Write the records below out in full, character for character, with no pictures.

--- begin DATA SHOWN ---

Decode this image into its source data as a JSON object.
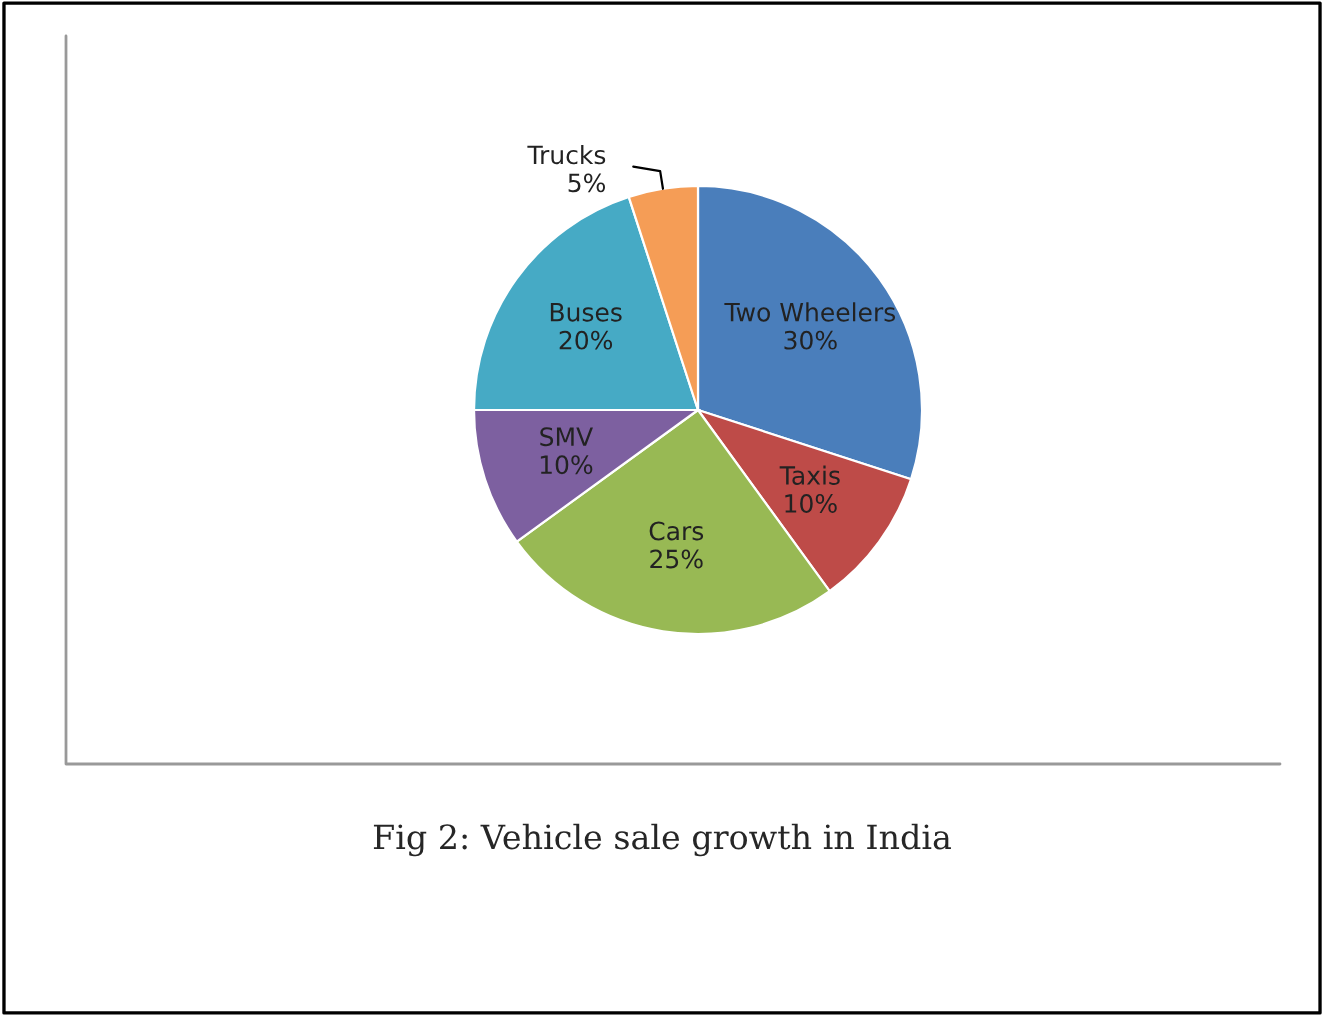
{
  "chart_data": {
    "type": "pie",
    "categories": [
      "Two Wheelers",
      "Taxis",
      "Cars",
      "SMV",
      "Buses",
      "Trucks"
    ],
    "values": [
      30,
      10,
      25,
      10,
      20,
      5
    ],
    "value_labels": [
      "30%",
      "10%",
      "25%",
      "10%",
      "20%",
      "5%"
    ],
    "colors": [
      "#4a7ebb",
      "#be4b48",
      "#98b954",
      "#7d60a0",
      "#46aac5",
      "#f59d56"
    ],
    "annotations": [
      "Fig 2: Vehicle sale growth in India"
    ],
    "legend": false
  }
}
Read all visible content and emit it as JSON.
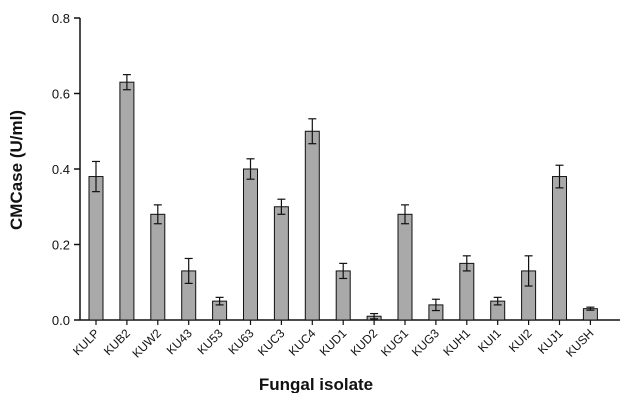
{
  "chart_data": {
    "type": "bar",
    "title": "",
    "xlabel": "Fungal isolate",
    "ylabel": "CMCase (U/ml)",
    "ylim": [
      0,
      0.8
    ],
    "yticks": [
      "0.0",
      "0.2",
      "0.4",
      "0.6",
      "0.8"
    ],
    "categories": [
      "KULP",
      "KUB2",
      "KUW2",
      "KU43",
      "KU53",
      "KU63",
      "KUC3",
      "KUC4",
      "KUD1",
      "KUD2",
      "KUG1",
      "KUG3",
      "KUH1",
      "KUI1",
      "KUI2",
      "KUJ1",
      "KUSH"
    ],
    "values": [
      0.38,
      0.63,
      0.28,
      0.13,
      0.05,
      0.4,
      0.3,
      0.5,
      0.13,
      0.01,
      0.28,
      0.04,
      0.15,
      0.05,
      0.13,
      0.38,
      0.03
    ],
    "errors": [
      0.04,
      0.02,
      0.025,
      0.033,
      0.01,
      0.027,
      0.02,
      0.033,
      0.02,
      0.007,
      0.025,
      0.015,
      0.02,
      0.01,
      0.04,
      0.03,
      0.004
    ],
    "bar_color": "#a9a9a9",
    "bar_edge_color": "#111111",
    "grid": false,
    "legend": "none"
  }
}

--- end DATA SHOWN ---

**ANSWER TO THE EXERCISE**
Decode this image into its source data as a JSON object.
{
  "chart_data": {
    "type": "pie",
    "categories": [
      "Two Wheelers",
      "Taxis",
      "Cars",
      "SMV",
      "Buses",
      "Trucks"
    ],
    "values": [
      30,
      10,
      25,
      10,
      20,
      5
    ],
    "value_labels": [
      "30%",
      "10%",
      "25%",
      "10%",
      "20%",
      "5%"
    ],
    "colors": [
      "#4a7ebb",
      "#be4b48",
      "#98b954",
      "#7d60a0",
      "#46aac5",
      "#f59d56"
    ],
    "annotations": [
      "Fig 2: Vehicle sale growth in India"
    ],
    "legend": false
  }
}
Read all visible content and emit it as JSON.
{
  "chart_data": {
    "type": "bar",
    "title": "",
    "xlabel": "Fungal isolate",
    "ylabel": "CMCase (U/ml)",
    "ylim": [
      0,
      0.8
    ],
    "yticks": [
      "0.0",
      "0.2",
      "0.4",
      "0.6",
      "0.8"
    ],
    "categories": [
      "KULP",
      "KUB2",
      "KUW2",
      "KU43",
      "KU53",
      "KU63",
      "KUC3",
      "KUC4",
      "KUD1",
      "KUD2",
      "KUG1",
      "KUG3",
      "KUH1",
      "KUI1",
      "KUI2",
      "KUJ1",
      "KUSH"
    ],
    "values": [
      0.38,
      0.63,
      0.28,
      0.13,
      0.05,
      0.4,
      0.3,
      0.5,
      0.13,
      0.01,
      0.28,
      0.04,
      0.15,
      0.05,
      0.13,
      0.38,
      0.03
    ],
    "errors": [
      0.04,
      0.02,
      0.025,
      0.033,
      0.01,
      0.027,
      0.02,
      0.033,
      0.02,
      0.007,
      0.025,
      0.015,
      0.02,
      0.01,
      0.04,
      0.03,
      0.004
    ],
    "bar_color": "#a9a9a9",
    "bar_edge_color": "#111111",
    "grid": false,
    "legend": "none"
  }
}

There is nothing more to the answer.